Select, from the data, each line where "title" occurs.
Start of Material supplied
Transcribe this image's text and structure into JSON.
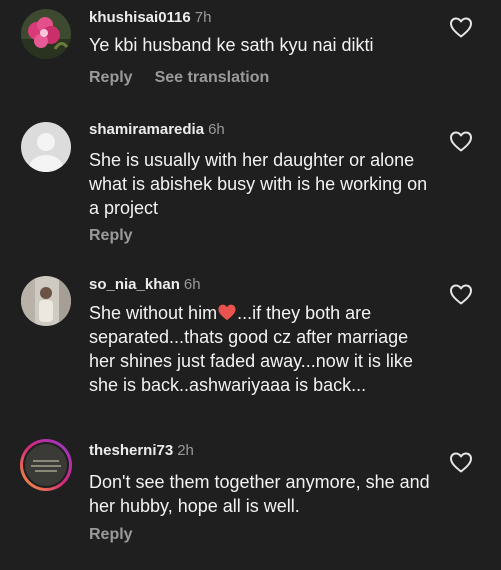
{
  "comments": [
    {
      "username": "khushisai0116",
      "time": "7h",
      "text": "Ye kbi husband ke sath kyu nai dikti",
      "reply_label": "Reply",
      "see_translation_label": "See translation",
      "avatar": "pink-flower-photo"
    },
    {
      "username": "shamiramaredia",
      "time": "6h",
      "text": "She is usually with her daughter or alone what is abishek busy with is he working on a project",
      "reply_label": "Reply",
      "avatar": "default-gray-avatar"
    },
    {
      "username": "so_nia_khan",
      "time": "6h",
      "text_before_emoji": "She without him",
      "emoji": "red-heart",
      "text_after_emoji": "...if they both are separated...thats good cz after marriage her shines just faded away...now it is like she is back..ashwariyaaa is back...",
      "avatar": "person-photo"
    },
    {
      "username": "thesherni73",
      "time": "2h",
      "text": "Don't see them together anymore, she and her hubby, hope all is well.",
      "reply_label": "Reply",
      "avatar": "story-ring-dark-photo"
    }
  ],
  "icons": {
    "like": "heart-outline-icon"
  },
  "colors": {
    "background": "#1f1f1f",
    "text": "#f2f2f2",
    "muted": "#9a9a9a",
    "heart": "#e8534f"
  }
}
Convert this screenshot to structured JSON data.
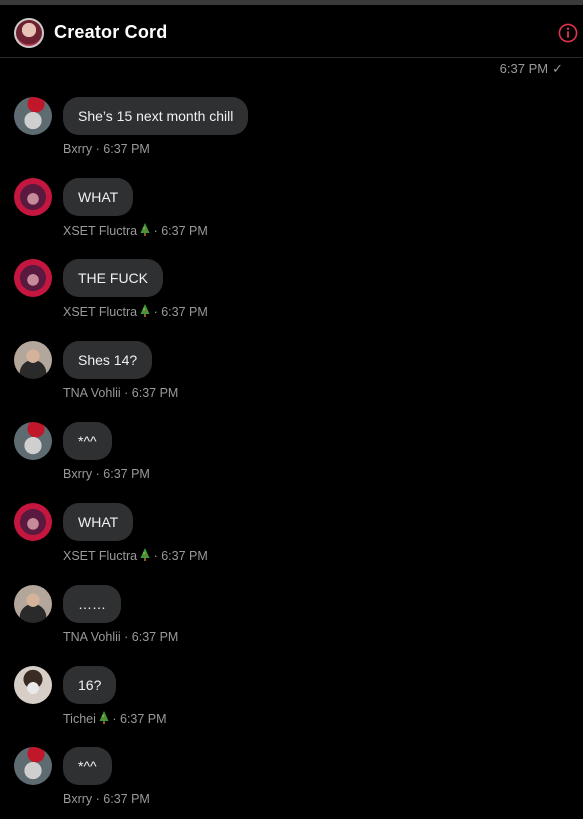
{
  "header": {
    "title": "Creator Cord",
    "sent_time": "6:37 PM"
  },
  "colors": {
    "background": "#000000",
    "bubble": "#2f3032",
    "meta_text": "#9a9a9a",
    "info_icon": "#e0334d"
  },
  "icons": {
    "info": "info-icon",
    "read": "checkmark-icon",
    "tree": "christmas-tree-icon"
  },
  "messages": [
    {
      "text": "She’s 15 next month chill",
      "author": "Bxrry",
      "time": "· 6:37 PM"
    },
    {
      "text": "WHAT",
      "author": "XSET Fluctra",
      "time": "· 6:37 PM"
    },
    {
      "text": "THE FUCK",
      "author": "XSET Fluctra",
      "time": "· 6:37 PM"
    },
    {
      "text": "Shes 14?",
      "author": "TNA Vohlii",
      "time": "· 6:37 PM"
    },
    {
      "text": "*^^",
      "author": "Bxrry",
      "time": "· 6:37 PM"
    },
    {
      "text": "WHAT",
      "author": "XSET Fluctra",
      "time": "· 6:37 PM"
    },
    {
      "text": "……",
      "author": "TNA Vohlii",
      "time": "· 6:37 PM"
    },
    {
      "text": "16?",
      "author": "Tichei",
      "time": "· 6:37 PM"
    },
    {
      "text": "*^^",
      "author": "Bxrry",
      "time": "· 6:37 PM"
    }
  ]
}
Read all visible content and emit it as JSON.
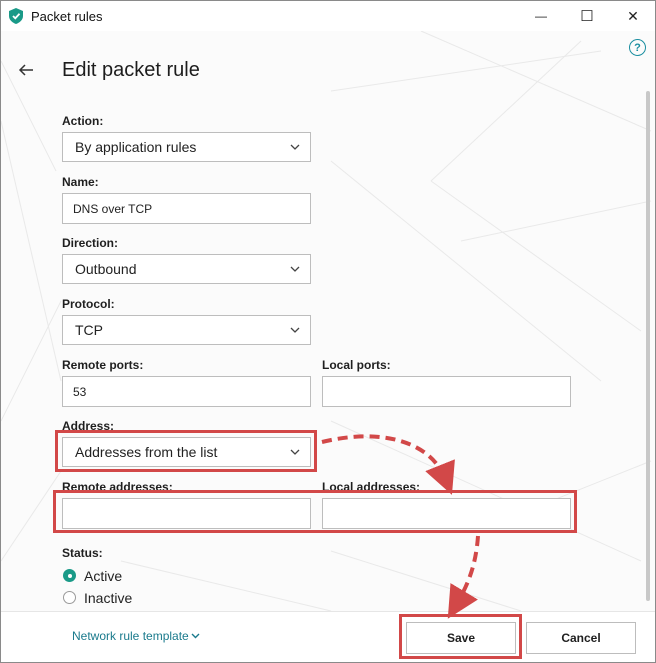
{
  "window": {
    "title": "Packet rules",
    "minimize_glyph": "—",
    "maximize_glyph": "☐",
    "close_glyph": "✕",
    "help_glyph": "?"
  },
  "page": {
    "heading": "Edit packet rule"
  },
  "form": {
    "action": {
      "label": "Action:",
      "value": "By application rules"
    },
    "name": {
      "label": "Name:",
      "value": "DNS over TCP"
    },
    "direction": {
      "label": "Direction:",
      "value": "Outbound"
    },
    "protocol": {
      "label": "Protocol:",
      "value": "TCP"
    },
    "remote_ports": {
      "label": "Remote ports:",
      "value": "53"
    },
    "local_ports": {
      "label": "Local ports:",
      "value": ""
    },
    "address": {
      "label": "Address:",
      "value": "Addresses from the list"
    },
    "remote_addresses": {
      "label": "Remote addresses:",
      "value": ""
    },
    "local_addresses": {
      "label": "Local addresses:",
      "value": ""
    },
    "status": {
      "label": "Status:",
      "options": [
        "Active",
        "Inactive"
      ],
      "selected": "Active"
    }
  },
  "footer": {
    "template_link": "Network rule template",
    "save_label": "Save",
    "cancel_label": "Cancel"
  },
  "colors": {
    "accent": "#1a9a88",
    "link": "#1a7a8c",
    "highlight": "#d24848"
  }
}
End of Material supplied
■ **Answer below**
    "title": "Creator Cord",
    "title": "Packet rules",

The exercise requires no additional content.